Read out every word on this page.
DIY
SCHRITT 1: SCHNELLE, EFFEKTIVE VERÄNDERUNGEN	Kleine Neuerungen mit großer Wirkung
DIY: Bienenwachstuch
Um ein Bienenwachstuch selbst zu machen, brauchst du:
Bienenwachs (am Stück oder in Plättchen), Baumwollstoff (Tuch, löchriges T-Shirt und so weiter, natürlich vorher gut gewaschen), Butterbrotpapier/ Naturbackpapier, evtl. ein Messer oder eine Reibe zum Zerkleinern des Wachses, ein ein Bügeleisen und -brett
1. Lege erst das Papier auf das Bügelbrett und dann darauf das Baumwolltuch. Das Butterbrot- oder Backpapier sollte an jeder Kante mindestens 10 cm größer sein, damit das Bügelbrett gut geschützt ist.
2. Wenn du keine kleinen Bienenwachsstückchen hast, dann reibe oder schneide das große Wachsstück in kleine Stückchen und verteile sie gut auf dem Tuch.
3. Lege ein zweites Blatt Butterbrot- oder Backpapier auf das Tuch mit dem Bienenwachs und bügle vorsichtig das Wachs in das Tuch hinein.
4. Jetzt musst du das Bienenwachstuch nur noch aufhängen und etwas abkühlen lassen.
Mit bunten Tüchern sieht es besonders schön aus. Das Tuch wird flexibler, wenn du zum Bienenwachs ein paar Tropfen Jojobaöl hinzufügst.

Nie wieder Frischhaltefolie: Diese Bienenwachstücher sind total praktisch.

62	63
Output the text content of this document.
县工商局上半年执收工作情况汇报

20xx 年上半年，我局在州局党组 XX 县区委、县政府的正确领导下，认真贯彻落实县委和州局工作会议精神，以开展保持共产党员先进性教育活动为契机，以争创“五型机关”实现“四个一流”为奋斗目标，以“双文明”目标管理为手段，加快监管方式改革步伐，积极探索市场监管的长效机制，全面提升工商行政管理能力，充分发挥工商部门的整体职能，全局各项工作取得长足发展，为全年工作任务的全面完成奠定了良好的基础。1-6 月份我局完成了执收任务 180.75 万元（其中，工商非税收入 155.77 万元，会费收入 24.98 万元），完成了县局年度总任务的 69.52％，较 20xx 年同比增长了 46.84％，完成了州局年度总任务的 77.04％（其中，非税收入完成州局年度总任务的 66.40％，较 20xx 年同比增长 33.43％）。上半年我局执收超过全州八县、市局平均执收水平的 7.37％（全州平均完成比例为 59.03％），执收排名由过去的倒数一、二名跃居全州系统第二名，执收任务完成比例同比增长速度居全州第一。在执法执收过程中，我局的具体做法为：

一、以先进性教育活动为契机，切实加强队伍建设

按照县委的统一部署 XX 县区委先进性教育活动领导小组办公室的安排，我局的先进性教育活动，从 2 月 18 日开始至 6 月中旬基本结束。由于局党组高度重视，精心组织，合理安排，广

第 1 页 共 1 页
....
[DO THIS]: Exactly as they are written, print the entries again.

[CORRECT RESPONSE]:
Read out every word on this page.
DIY
SCHRITT 1: SCHNELLE, EFFEKTIVE VERÄNDERUNGEN	Kleine Neuerungen mit großer Wirkung
DIY: Bienenwachstuch
Um ein Bienenwachstuch selbst zu machen, brauchst du:
Bienenwachs (am Stück oder in Plättchen), Baumwollstoff (Tuch, löchriges T-Shirt und so weiter, natürlich vorher gut gewaschen), Butterbrotpapier/ Naturbackpapier, evtl. ein Messer oder eine Reibe zum Zerkleinern des Wachses, ein ein Bügeleisen und -brett
1. Lege erst das Papier auf das Bügelbrett und dann darauf das Baumwolltuch. Das Butterbrot- oder Backpapier sollte an jeder Kante mindestens 10 cm größer sein, damit das Bügelbrett gut geschützt ist.
2. Wenn du keine kleinen Bienenwachsstückchen hast, dann reibe oder schneide das große Wachsstück in kleine Stückchen und verteile sie gut auf dem Tuch.
3. Lege ein zweites Blatt Butterbrot- oder Backpapier auf das Tuch mit dem Bienenwachs und bügle vorsichtig das Wachs in das Tuch hinein.
4. Jetzt musst du das Bienenwachstuch nur noch aufhängen und etwas abkühlen lassen.
Mit bunten Tüchern sieht es besonders schön aus. Das Tuch wird flexibler, wenn du zum Bienenwachs ein paar Tropfen Jojobaöl hinzufügst.

Nie wieder Frischhaltefolie: Diese Bienenwachstücher sind total praktisch.

62	63
Output the text content of this document.
县工商局上半年执收工作情况汇报

20xx 年上半年，我局在州局党组 XX 县区委、县政府的正确领导下，认真贯彻落实县委和州局工作会议精神，以开展保持共产党员先进性教育活动为契机，以争创“五型机关”实现“四个一流”为奋斗目标，以“双文明”目标管理为手段，加快监管方式改革步伐，积极探索市场监管的长效机制，全面提升工商行政管理能力，充分发挥工商部门的整体职能，全局各项工作取得长足发展，为全年工作任务的全面完成奠定了良好的基础。1-6 月份我局完成了执收任务 180.75 万元（其中，工商非税收入 155.77 万元，会费收入 24.98 万元），完成了县局年度总任务的 69.52％，较 20xx 年同比增长了 46.84％，完成了州局年度总任务的 77.04％（其中，非税收入完成州局年度总任务的 66.40％，较 20xx 年同比增长 33.43％）。上半年我局执收超过全州八县、市局平均执收水平的 7.37％（全州平均完成比例为 59.03％），执收排名由过去的倒数一、二名跃居全州系统第二名，执收任务完成比例同比增长速度居全州第一。在执法执收过程中，我局的具体做法为：

一、以先进性教育活动为契机，切实加强队伍建设

按照县委的统一部署 XX 县区委先进性教育活动领导小组办公室的安排，我局的先进性教育活动，从 2 月 18 日开始至 6 月中旬基本结束。由于局党组高度重视，精心组织，合理安排，广

第 1 页 共 1 页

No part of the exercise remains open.